* _Task description_:
Select every line holding the word "退行性关节炎" and copy it.

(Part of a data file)
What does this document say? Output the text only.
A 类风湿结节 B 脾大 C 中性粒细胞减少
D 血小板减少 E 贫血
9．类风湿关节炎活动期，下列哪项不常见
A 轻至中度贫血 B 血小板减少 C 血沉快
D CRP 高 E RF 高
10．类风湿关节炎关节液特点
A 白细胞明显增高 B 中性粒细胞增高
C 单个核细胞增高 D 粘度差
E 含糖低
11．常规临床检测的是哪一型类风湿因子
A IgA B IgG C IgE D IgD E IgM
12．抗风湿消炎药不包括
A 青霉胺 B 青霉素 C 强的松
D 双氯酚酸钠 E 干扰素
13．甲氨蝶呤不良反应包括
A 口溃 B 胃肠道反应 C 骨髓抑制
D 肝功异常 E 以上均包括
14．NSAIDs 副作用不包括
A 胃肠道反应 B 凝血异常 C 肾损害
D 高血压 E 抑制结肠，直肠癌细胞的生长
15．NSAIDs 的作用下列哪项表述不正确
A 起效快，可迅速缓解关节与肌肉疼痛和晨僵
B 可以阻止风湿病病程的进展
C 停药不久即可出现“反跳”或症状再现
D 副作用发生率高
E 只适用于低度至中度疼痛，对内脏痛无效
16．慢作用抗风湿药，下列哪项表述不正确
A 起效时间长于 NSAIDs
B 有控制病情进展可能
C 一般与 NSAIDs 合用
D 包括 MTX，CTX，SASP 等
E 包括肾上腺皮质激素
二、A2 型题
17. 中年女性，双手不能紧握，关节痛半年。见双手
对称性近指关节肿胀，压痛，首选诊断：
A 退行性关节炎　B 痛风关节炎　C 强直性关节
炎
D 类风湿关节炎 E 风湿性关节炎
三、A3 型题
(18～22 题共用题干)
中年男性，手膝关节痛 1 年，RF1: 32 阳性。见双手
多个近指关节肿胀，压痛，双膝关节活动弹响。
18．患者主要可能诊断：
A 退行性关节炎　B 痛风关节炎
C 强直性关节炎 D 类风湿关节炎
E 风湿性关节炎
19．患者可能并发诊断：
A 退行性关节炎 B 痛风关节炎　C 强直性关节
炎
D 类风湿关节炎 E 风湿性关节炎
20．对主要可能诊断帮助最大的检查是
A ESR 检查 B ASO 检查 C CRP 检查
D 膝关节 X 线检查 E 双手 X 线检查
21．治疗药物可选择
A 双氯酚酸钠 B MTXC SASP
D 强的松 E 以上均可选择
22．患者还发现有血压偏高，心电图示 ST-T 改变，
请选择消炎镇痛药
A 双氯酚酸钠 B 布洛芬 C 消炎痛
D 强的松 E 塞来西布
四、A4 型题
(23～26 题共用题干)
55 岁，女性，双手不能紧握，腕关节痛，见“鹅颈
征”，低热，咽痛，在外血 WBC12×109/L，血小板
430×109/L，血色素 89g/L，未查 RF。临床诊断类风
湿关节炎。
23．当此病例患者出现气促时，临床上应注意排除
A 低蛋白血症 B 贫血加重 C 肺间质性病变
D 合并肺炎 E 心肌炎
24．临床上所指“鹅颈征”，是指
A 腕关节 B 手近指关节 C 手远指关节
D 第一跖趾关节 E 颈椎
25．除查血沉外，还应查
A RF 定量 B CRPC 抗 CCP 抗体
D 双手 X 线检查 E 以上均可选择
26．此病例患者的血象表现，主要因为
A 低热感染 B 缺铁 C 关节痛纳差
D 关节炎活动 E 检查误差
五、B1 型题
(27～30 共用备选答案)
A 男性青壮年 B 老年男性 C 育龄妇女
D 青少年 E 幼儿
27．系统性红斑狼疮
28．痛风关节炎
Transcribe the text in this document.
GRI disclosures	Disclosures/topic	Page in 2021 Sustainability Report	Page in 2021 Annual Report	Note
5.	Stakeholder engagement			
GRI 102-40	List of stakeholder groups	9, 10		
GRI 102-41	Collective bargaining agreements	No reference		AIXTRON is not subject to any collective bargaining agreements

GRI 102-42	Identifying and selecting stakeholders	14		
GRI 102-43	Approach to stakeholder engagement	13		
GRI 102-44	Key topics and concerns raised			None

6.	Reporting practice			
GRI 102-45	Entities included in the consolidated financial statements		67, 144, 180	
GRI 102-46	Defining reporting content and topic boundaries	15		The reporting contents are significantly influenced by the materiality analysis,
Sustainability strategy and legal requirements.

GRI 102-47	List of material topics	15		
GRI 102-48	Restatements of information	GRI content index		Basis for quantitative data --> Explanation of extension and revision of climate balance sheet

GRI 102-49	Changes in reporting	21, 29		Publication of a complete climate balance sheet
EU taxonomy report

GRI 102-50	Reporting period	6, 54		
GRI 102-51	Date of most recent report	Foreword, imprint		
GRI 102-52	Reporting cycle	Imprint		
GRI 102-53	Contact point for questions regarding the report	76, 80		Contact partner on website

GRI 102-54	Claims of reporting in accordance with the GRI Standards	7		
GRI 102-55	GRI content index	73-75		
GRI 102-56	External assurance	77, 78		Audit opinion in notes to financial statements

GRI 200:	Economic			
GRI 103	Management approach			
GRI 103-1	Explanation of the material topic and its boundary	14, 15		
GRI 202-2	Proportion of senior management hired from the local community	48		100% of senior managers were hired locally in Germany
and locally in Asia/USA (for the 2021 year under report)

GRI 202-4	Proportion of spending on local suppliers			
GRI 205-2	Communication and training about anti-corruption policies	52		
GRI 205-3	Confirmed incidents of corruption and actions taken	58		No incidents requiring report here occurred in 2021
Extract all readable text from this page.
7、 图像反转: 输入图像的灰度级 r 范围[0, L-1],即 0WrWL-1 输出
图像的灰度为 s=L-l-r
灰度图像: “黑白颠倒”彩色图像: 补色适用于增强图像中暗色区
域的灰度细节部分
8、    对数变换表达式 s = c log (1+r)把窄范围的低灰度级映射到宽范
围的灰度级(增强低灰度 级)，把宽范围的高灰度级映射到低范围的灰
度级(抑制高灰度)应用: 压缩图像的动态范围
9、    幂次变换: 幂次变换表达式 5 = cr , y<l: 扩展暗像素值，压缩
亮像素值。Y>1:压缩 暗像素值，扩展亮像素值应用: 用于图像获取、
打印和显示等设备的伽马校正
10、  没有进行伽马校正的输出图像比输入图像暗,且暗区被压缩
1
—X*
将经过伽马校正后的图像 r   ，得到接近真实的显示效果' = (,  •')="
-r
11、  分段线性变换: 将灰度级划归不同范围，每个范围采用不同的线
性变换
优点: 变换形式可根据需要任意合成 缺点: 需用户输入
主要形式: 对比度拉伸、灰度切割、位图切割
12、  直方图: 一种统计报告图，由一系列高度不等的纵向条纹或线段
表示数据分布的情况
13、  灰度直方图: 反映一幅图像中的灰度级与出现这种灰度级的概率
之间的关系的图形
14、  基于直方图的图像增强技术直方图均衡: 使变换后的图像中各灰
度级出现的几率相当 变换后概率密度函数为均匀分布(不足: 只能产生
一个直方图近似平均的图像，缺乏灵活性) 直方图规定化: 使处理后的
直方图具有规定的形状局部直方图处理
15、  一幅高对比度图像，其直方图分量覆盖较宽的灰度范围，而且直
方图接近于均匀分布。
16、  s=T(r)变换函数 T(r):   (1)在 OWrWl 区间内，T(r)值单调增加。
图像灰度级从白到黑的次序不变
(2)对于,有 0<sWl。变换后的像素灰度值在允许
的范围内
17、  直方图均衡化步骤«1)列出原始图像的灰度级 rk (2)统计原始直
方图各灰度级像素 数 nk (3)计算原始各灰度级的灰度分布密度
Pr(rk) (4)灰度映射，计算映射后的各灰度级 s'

* _Full answer_:
A 退行性关节炎　B 痛风关节炎　C 强直性关节
A 退行性关节炎　B 痛风关节炎
A 退行性关节炎 B 痛风关节炎　C 强直性关节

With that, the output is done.